> _Do this_: Every line must be returned precisely as it is written.

> _Extracted entries_:
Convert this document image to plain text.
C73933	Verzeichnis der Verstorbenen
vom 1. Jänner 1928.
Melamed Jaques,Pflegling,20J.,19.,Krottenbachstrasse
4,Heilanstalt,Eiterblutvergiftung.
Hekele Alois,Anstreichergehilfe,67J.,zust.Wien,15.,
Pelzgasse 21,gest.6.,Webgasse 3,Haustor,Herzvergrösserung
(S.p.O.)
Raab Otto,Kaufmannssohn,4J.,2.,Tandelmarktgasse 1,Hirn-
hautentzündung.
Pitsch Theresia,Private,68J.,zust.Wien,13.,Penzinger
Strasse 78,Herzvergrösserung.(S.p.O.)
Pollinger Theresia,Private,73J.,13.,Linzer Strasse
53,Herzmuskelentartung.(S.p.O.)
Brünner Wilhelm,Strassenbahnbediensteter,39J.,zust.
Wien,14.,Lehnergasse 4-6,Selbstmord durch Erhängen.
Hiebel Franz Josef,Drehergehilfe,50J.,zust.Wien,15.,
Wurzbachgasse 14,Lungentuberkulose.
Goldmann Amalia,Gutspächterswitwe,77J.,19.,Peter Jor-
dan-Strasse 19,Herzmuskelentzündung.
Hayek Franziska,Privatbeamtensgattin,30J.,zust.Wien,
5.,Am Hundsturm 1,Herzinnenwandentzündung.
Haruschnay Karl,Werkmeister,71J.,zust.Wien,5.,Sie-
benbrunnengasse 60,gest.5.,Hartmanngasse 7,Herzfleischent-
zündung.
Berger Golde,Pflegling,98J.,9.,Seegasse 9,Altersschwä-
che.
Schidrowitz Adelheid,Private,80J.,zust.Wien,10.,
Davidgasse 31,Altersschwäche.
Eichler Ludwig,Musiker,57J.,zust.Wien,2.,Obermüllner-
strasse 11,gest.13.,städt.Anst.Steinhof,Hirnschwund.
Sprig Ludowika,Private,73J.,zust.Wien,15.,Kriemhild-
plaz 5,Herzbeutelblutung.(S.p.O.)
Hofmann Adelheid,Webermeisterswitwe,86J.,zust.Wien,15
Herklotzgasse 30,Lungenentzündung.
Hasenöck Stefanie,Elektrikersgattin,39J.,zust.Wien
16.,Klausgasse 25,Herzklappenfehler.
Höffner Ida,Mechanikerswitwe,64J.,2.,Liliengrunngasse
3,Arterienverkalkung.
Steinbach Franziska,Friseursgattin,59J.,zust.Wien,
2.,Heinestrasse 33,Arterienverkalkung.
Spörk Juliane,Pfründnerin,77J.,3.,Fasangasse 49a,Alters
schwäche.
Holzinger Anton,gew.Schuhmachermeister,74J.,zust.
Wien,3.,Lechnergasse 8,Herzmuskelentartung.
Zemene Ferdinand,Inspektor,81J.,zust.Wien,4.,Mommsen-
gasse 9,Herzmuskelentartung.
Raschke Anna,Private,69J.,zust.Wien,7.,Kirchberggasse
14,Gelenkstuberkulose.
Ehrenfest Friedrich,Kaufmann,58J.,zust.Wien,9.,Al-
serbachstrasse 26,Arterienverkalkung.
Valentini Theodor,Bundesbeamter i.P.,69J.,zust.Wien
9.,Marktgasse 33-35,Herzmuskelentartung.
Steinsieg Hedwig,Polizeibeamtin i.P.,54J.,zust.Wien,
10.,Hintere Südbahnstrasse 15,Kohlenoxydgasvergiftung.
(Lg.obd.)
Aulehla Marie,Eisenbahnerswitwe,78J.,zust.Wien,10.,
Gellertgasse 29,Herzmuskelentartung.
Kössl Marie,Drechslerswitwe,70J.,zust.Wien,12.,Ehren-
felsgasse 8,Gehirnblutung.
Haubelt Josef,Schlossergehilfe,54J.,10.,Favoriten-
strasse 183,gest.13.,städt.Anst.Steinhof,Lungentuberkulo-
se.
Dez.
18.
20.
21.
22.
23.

> _Expected answer_:
Convert this document image to plain text.
C73933	Verzeichnis der Verstorbenen
vom 1. Jänner 1928.
Melamed Jaques,Pflegling,20J.,19.,Krottenbachstrasse
4,Heilanstalt,Eiterblutvergiftung.
Hekele Alois,Anstreichergehilfe,67J.,zust.Wien,15.,
Pelzgasse 21,gest.6.,Webgasse 3,Haustor,Herzvergrösserung
(S.p.O.)
Raab Otto,Kaufmannssohn,4J.,2.,Tandelmarktgasse 1,Hirn-
hautentzündung.
Pitsch Theresia,Private,68J.,zust.Wien,13.,Penzinger
Strasse 78,Herzvergrösserung.(S.p.O.)
Pollinger Theresia,Private,73J.,13.,Linzer Strasse
53,Herzmuskelentartung.(S.p.O.)
Brünner Wilhelm,Strassenbahnbediensteter,39J.,zust.
Wien,14.,Lehnergasse 4-6,Selbstmord durch Erhängen.
Hiebel Franz Josef,Drehergehilfe,50J.,zust.Wien,15.,
Wurzbachgasse 14,Lungentuberkulose.
Goldmann Amalia,Gutspächterswitwe,77J.,19.,Peter Jor-
dan-Strasse 19,Herzmuskelentzündung.
Hayek Franziska,Privatbeamtensgattin,30J.,zust.Wien,
5.,Am Hundsturm 1,Herzinnenwandentzündung.
Haruschnay Karl,Werkmeister,71J.,zust.Wien,5.,Sie-
benbrunnengasse 60,gest.5.,Hartmanngasse 7,Herzfleischent-
zündung.
Berger Golde,Pflegling,98J.,9.,Seegasse 9,Altersschwä-
che.
Schidrowitz Adelheid,Private,80J.,zust.Wien,10.,
Davidgasse 31,Altersschwäche.
Eichler Ludwig,Musiker,57J.,zust.Wien,2.,Obermüllner-
strasse 11,gest.13.,städt.Anst.Steinhof,Hirnschwund.
Sprig Ludowika,Private,73J.,zust.Wien,15.,Kriemhild-
plaz 5,Herzbeutelblutung.(S.p.O.)
Hofmann Adelheid,Webermeisterswitwe,86J.,zust.Wien,15
Herklotzgasse 30,Lungenentzündung.
Hasenöck Stefanie,Elektrikersgattin,39J.,zust.Wien
16.,Klausgasse 25,Herzklappenfehler.
Höffner Ida,Mechanikerswitwe,64J.,2.,Liliengrunngasse
3,Arterienverkalkung.
Steinbach Franziska,Friseursgattin,59J.,zust.Wien,
2.,Heinestrasse 33,Arterienverkalkung.
Spörk Juliane,Pfründnerin,77J.,3.,Fasangasse 49a,Alters
schwäche.
Holzinger Anton,gew.Schuhmachermeister,74J.,zust.
Wien,3.,Lechnergasse 8,Herzmuskelentartung.
Zemene Ferdinand,Inspektor,81J.,zust.Wien,4.,Mommsen-
gasse 9,Herzmuskelentartung.
Raschke Anna,Private,69J.,zust.Wien,7.,Kirchberggasse
14,Gelenkstuberkulose.
Ehrenfest Friedrich,Kaufmann,58J.,zust.Wien,9.,Al-
serbachstrasse 26,Arterienverkalkung.
Valentini Theodor,Bundesbeamter i.P.,69J.,zust.Wien
9.,Marktgasse 33-35,Herzmuskelentartung.
Steinsieg Hedwig,Polizeibeamtin i.P.,54J.,zust.Wien,
10.,Hintere Südbahnstrasse 15,Kohlenoxydgasvergiftung.
(Lg.obd.)
Aulehla Marie,Eisenbahnerswitwe,78J.,zust.Wien,10.,
Gellertgasse 29,Herzmuskelentartung.
Kössl Marie,Drechslerswitwe,70J.,zust.Wien,12.,Ehren-
felsgasse 8,Gehirnblutung.
Haubelt Josef,Schlossergehilfe,54J.,10.,Favoriten-
strasse 183,gest.13.,städt.Anst.Steinhof,Lungentuberkulo-
se.
Dez.
18.
20.
21.
22.
23.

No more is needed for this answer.